Records from a collection.
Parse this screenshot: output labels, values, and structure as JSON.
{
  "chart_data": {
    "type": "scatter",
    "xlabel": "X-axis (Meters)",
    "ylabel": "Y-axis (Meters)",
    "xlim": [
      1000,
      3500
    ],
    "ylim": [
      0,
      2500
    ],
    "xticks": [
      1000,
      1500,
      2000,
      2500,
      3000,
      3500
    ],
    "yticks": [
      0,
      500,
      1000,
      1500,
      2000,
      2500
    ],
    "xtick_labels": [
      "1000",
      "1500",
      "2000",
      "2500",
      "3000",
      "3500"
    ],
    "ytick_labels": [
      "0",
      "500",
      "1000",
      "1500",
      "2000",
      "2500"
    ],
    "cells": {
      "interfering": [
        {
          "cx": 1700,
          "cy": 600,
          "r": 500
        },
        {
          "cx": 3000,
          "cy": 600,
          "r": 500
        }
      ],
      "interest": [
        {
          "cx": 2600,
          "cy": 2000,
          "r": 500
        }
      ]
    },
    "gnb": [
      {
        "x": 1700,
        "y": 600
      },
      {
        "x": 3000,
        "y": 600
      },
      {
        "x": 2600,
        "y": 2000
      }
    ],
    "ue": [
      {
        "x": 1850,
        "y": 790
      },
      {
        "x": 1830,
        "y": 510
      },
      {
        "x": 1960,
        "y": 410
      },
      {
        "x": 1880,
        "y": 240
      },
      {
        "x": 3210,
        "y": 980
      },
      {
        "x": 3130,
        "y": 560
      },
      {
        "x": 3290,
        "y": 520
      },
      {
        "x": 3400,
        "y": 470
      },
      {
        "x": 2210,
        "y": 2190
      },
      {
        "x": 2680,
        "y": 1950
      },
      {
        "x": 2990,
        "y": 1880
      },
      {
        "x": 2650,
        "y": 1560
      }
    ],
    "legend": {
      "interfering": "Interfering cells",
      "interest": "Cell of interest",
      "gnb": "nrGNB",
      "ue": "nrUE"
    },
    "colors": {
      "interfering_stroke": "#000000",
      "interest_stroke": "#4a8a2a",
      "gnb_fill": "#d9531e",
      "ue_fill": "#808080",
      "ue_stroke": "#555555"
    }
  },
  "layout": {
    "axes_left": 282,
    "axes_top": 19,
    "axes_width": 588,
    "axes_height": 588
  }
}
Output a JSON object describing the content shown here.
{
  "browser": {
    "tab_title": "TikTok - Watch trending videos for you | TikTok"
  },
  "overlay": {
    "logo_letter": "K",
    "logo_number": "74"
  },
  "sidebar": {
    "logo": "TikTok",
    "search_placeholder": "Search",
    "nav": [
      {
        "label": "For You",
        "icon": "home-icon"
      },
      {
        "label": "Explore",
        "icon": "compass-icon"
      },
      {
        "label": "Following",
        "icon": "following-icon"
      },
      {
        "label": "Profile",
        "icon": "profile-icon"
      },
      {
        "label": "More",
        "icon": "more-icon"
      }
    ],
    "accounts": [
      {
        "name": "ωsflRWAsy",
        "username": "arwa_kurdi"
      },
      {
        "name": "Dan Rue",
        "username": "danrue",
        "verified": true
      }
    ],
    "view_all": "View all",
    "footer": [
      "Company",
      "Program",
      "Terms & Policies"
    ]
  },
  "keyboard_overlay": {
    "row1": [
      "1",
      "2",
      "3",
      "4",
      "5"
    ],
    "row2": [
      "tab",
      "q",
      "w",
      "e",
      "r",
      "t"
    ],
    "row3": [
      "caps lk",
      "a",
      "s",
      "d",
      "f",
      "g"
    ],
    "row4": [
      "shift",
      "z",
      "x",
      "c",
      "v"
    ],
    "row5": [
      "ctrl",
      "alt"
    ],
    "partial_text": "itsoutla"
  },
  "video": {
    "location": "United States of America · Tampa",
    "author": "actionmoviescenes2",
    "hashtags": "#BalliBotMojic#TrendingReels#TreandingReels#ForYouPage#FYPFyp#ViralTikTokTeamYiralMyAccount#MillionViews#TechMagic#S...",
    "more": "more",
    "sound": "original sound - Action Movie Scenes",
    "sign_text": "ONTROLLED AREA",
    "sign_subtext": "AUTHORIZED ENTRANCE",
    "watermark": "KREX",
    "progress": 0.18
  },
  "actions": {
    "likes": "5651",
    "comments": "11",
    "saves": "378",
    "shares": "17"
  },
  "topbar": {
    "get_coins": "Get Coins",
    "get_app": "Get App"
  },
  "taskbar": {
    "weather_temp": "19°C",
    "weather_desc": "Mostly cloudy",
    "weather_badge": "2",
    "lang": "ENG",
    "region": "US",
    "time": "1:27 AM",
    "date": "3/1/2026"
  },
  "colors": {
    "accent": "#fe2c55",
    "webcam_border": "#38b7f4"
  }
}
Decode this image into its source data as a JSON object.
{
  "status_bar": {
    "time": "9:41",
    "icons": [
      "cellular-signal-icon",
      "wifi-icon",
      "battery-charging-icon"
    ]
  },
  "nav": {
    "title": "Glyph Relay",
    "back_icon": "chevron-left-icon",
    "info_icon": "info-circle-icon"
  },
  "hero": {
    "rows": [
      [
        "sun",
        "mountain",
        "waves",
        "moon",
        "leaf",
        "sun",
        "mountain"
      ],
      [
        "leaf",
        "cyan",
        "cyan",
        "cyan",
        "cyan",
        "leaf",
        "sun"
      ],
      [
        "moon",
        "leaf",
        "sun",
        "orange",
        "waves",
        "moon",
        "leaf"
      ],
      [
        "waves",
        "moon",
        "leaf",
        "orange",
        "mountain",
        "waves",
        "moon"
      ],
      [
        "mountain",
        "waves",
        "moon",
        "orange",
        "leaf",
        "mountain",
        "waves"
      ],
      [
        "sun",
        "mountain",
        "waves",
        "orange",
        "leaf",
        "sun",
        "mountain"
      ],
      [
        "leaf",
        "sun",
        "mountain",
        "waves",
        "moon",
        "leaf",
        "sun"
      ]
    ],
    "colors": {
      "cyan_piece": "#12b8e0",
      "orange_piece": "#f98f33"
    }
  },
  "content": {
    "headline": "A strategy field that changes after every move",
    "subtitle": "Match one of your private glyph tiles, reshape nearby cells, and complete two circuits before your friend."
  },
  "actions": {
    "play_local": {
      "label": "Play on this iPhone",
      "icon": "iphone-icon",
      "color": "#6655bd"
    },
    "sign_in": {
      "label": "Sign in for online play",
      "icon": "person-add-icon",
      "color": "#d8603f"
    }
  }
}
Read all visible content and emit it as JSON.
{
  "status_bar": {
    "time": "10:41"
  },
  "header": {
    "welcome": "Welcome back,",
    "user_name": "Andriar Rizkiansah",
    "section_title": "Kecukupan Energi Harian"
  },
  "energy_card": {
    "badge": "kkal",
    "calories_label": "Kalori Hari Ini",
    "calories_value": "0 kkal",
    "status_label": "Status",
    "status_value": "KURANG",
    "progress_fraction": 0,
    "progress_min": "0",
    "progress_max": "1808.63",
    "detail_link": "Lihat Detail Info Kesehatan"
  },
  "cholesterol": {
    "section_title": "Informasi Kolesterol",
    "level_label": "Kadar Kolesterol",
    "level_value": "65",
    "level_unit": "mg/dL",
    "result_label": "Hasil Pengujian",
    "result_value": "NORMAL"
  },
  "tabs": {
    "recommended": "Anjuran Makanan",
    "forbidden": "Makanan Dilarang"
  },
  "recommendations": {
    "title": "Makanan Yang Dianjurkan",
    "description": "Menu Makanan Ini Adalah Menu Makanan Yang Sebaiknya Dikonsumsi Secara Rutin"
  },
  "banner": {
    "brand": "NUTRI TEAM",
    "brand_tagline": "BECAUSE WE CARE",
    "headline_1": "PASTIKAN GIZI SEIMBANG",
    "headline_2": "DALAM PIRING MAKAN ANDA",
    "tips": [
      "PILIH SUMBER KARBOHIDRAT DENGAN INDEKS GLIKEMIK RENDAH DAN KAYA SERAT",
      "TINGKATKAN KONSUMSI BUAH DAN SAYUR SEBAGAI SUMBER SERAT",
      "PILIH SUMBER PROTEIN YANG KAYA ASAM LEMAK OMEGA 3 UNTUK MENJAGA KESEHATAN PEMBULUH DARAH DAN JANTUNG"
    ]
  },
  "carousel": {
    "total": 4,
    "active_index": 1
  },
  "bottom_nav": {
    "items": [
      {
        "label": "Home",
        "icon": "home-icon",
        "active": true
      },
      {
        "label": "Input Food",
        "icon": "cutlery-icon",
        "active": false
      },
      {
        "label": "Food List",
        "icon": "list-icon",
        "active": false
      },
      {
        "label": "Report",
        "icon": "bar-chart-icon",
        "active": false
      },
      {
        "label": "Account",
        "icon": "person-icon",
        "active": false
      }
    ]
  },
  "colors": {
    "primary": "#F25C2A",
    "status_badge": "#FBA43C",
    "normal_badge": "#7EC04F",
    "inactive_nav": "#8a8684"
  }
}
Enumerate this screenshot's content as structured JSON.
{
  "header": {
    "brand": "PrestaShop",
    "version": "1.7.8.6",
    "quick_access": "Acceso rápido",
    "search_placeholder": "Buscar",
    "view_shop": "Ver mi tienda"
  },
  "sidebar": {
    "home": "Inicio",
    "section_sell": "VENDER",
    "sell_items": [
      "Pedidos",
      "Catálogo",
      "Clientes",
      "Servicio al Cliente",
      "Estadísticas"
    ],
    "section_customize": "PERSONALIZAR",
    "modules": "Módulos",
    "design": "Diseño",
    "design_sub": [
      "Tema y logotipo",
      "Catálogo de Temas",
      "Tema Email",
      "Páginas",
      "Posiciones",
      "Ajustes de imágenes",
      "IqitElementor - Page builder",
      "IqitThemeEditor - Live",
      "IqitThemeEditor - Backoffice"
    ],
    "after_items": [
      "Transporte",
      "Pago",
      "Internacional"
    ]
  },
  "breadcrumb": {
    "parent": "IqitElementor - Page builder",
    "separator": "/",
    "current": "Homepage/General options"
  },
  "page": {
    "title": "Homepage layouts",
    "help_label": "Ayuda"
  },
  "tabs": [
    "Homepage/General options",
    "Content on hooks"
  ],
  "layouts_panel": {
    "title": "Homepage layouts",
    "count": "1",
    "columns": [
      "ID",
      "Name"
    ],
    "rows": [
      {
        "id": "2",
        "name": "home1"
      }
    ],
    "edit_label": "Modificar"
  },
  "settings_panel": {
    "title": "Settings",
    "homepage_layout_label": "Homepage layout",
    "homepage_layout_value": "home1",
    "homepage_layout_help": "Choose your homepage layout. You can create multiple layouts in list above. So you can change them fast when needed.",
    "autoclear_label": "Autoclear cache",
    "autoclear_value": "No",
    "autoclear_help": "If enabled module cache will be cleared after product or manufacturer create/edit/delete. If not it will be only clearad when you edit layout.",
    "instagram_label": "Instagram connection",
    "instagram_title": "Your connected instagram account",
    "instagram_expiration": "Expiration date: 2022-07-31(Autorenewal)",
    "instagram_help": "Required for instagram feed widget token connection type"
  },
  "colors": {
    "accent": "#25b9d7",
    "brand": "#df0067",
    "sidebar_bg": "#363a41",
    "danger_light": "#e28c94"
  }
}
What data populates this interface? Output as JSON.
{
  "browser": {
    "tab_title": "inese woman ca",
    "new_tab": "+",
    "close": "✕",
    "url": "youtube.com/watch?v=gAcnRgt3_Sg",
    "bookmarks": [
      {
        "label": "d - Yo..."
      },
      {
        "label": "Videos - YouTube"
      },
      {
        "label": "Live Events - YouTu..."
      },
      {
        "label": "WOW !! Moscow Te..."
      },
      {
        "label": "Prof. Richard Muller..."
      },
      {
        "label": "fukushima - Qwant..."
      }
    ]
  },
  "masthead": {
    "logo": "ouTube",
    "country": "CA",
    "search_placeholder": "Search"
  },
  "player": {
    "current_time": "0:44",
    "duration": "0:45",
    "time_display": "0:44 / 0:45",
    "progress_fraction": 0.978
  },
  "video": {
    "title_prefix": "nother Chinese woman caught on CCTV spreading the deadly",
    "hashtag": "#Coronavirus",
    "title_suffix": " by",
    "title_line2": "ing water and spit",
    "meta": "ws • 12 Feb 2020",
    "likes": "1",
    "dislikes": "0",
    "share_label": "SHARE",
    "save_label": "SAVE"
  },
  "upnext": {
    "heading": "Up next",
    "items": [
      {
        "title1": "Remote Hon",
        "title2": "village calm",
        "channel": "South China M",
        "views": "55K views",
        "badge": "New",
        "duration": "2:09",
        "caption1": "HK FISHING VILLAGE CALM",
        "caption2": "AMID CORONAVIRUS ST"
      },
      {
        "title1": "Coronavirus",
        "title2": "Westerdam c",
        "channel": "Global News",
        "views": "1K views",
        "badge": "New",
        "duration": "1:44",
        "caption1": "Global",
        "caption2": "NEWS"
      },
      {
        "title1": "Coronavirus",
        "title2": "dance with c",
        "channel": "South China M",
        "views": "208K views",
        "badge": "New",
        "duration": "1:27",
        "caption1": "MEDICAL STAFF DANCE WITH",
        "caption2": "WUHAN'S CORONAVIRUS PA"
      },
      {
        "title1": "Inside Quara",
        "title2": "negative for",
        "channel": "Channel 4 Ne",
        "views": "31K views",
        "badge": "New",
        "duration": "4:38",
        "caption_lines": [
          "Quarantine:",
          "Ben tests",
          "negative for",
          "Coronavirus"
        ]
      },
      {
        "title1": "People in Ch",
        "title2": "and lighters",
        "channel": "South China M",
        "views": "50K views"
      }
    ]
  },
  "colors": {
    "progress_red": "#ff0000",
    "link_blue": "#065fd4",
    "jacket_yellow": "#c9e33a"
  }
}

How to complete this task. Of all the lines in the records, how many have the word "create"? Write only the number.

Reply to the exercise. 2